• Your objective:
Can you reproduce every row below word for word, leaving out the pictures?

• Dataset records:
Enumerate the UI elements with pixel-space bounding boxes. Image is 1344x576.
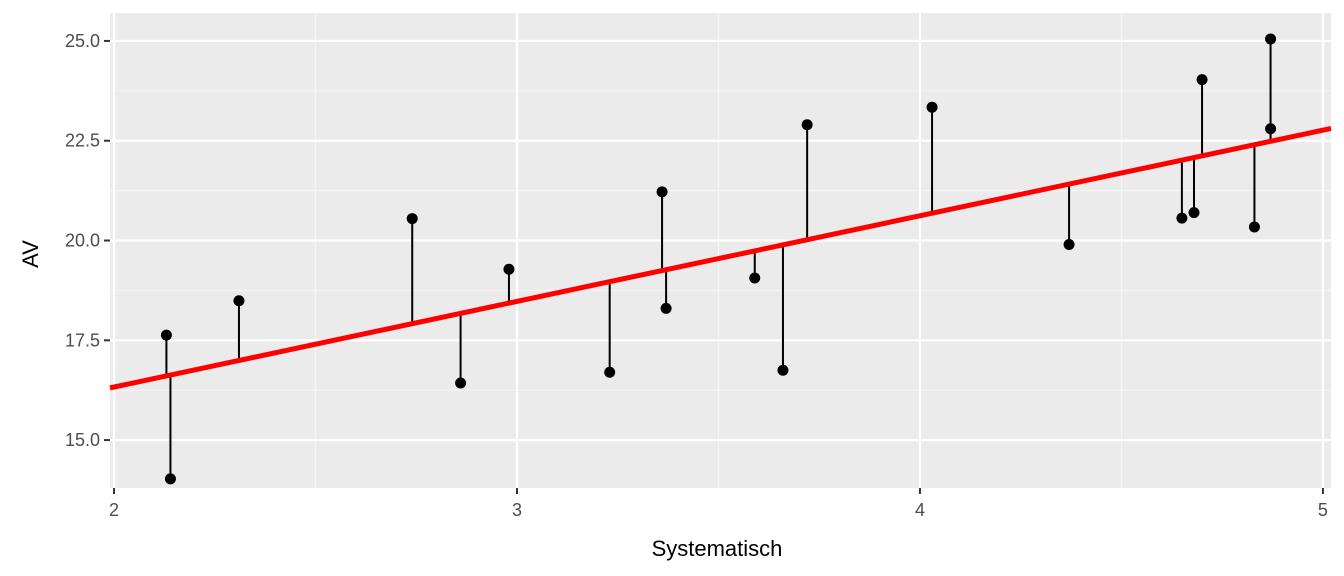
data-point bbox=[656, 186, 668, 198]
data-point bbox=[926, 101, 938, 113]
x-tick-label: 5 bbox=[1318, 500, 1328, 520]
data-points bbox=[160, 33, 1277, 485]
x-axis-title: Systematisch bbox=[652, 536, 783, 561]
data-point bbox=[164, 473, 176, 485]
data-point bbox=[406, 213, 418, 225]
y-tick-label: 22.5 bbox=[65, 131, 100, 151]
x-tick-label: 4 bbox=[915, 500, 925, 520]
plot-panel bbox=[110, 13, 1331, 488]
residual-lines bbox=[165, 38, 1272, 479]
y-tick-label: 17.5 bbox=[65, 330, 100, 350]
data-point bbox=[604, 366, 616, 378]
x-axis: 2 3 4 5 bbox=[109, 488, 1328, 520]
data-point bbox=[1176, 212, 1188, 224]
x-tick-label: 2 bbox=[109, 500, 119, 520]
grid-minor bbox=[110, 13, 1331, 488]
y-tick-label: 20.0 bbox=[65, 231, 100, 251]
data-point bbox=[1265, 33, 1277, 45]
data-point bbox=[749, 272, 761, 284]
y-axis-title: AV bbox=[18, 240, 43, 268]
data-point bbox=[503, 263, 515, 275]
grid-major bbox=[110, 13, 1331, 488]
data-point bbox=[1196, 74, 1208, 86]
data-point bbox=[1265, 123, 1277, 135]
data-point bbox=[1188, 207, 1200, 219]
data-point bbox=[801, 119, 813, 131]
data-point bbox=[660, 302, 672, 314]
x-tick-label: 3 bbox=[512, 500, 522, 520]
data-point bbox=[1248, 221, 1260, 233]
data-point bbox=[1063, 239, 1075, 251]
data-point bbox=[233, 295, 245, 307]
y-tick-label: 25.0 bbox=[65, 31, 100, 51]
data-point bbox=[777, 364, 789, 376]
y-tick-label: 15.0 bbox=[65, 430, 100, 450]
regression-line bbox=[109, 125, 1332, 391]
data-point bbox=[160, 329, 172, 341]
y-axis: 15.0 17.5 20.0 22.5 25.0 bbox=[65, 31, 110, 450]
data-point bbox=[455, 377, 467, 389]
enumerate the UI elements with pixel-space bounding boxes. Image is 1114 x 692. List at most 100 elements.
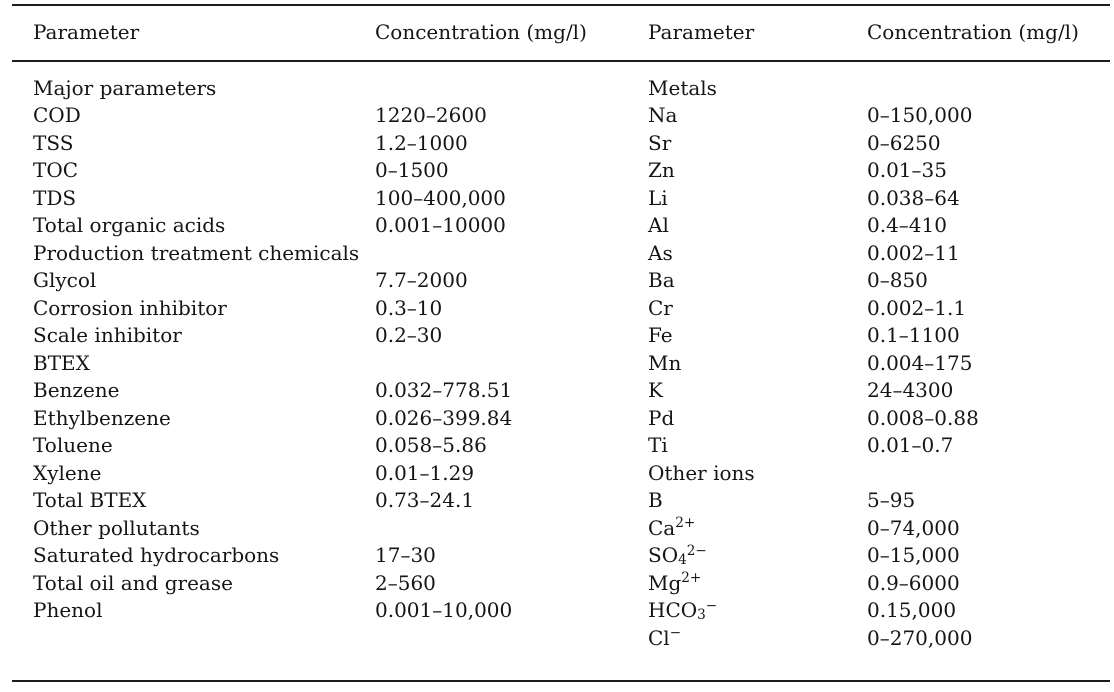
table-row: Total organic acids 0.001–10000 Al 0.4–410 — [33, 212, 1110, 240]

• Result:
Enumerate the UI elements with pixel-space bounding boxes. Image is 1344x576.
data-point bbox=[656, 186, 668, 198]
data-point bbox=[926, 101, 938, 113]
x-tick-label: 5 bbox=[1318, 500, 1328, 520]
data-points bbox=[160, 33, 1277, 485]
x-axis-title: Systematisch bbox=[652, 536, 783, 561]
data-point bbox=[164, 473, 176, 485]
data-point bbox=[406, 213, 418, 225]
y-tick-label: 22.5 bbox=[65, 131, 100, 151]
x-tick-label: 4 bbox=[915, 500, 925, 520]
plot-panel bbox=[110, 13, 1331, 488]
residual-lines bbox=[165, 38, 1272, 479]
y-tick-label: 17.5 bbox=[65, 330, 100, 350]
data-point bbox=[604, 366, 616, 378]
x-axis: 2 3 4 5 bbox=[109, 488, 1328, 520]
data-point bbox=[1176, 212, 1188, 224]
x-tick-label: 2 bbox=[109, 500, 119, 520]
grid-minor bbox=[110, 13, 1331, 488]
y-tick-label: 20.0 bbox=[65, 231, 100, 251]
data-point bbox=[1265, 33, 1277, 45]
data-point bbox=[749, 272, 761, 284]
y-axis-title: AV bbox=[18, 240, 43, 268]
data-point bbox=[503, 263, 515, 275]
grid-major bbox=[110, 13, 1331, 488]
data-point bbox=[1196, 74, 1208, 86]
data-point bbox=[1265, 123, 1277, 135]
data-point bbox=[1188, 207, 1200, 219]
data-point bbox=[801, 119, 813, 131]
data-point bbox=[660, 302, 672, 314]
x-tick-label: 3 bbox=[512, 500, 522, 520]
data-point bbox=[1248, 221, 1260, 233]
data-point bbox=[1063, 239, 1075, 251]
data-point bbox=[233, 295, 245, 307]
y-tick-label: 25.0 bbox=[65, 31, 100, 51]
data-point bbox=[777, 364, 789, 376]
y-tick-label: 15.0 bbox=[65, 430, 100, 450]
regression-line bbox=[109, 125, 1332, 391]
data-point bbox=[160, 329, 172, 341]
y-axis: 15.0 17.5 20.0 22.5 25.0 bbox=[65, 31, 110, 450]
data-point bbox=[455, 377, 467, 389]
enumerate the UI elements with pixel-space bounding boxes. Image is 1114 x 692. List at most 100 elements.
table-row: Total organic acids 0.001–10000 Al 0.4–410 — [33, 212, 1110, 240]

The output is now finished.